(Figure contents as structured data)

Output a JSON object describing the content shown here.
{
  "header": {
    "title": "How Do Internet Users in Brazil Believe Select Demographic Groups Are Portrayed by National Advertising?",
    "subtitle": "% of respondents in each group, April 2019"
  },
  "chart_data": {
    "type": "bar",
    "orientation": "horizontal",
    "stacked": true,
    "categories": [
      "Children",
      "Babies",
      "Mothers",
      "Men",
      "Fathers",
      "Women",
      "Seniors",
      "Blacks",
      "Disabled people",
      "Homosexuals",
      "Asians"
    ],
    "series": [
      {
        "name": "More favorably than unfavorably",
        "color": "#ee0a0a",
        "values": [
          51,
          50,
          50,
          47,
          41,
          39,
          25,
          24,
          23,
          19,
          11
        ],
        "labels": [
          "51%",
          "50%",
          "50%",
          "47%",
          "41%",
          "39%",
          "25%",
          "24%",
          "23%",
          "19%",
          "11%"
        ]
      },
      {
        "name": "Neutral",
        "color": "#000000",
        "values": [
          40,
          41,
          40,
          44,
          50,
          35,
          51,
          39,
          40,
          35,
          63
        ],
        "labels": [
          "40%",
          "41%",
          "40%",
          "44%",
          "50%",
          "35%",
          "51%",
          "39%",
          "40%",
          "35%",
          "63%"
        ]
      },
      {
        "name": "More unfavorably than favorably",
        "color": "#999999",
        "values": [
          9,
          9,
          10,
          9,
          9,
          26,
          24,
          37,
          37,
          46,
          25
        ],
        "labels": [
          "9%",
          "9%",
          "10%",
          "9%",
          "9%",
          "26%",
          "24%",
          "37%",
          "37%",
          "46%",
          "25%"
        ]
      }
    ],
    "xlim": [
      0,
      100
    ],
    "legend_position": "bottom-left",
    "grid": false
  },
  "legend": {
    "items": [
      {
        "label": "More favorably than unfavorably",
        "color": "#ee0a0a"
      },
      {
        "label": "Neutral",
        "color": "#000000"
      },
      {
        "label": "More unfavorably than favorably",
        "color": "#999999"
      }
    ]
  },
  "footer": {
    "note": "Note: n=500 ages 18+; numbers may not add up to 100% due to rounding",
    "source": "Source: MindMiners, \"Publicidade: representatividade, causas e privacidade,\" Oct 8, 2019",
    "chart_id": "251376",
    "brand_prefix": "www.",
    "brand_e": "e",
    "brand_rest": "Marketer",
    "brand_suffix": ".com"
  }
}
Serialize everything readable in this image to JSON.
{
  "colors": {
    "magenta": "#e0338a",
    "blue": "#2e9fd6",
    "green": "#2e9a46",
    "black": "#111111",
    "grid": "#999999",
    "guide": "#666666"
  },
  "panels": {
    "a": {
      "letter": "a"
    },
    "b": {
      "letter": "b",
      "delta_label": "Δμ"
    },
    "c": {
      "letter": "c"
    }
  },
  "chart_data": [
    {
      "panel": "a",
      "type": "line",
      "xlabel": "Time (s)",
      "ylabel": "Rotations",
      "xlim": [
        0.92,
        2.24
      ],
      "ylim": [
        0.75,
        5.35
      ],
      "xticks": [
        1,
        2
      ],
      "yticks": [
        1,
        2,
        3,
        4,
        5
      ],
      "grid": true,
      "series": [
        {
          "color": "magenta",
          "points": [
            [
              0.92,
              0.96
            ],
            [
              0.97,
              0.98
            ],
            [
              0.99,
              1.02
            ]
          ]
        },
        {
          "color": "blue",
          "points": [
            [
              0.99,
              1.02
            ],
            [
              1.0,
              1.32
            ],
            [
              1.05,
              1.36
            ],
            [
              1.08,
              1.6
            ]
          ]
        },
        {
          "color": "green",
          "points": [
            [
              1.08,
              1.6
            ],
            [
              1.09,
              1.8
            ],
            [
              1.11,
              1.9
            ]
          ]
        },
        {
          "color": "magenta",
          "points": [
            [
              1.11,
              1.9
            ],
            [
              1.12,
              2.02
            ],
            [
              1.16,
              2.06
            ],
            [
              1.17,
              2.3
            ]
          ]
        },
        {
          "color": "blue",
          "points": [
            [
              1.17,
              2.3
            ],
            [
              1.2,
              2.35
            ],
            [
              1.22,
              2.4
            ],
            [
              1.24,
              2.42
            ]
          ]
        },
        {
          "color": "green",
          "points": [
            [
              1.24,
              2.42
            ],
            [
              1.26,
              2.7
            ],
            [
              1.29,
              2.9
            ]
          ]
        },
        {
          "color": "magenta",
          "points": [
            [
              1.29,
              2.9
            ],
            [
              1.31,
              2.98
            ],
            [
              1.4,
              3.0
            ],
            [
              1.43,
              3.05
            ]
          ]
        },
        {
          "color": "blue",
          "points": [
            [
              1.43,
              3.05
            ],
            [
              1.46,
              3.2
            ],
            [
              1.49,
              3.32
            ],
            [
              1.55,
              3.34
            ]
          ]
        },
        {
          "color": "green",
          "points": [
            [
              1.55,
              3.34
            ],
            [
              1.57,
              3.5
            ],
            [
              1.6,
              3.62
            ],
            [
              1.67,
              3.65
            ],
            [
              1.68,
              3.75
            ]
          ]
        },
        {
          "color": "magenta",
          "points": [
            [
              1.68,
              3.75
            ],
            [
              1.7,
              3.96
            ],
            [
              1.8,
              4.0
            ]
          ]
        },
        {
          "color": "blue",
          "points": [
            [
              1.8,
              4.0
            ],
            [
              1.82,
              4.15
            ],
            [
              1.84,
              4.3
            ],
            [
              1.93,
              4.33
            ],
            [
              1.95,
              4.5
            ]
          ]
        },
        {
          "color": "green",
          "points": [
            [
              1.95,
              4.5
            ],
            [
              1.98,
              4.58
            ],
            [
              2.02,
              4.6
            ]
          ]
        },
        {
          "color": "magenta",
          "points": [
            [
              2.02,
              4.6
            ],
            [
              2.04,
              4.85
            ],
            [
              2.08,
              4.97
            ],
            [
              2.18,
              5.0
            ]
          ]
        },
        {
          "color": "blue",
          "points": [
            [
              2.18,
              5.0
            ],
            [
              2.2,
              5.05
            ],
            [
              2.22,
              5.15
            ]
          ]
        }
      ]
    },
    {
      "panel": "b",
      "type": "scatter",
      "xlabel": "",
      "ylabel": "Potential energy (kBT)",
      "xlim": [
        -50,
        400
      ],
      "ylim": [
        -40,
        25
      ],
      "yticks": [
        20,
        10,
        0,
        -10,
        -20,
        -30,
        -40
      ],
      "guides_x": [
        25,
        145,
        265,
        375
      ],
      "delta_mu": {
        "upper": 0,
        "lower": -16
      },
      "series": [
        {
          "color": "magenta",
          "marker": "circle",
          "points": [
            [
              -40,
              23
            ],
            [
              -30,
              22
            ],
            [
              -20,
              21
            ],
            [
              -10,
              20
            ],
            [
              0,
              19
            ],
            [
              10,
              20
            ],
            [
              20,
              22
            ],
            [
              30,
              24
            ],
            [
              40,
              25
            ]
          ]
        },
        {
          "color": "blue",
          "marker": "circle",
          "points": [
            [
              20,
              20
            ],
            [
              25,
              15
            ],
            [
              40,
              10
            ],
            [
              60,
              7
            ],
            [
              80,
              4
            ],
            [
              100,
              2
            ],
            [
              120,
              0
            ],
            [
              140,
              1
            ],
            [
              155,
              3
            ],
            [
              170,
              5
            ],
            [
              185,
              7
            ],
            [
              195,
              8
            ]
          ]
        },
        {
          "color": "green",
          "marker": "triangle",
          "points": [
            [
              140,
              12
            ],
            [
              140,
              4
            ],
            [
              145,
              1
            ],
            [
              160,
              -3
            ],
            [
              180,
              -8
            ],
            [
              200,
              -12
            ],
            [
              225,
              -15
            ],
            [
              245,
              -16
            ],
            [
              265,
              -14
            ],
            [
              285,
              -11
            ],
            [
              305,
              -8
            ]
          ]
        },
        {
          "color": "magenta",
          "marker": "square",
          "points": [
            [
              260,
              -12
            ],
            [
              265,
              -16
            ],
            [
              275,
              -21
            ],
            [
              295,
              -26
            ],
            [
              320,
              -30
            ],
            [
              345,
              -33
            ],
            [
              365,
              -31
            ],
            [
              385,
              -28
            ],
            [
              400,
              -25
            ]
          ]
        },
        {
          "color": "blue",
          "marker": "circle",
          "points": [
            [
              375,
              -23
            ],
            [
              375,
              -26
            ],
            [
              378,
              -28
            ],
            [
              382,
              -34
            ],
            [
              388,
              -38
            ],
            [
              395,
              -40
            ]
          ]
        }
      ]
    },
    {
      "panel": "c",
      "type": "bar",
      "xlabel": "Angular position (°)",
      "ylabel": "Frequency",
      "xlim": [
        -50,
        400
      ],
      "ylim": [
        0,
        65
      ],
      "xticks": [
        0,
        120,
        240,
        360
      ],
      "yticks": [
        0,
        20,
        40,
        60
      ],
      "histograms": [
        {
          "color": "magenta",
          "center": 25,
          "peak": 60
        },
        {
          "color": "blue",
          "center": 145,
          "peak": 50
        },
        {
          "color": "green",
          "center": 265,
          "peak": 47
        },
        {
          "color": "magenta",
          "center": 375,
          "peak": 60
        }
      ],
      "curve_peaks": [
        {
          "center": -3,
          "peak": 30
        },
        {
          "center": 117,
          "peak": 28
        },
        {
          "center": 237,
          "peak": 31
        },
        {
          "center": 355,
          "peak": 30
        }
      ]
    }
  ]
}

Request: State how many lines in the records above contain the word "JSON", giving only the number.

Written solution: 2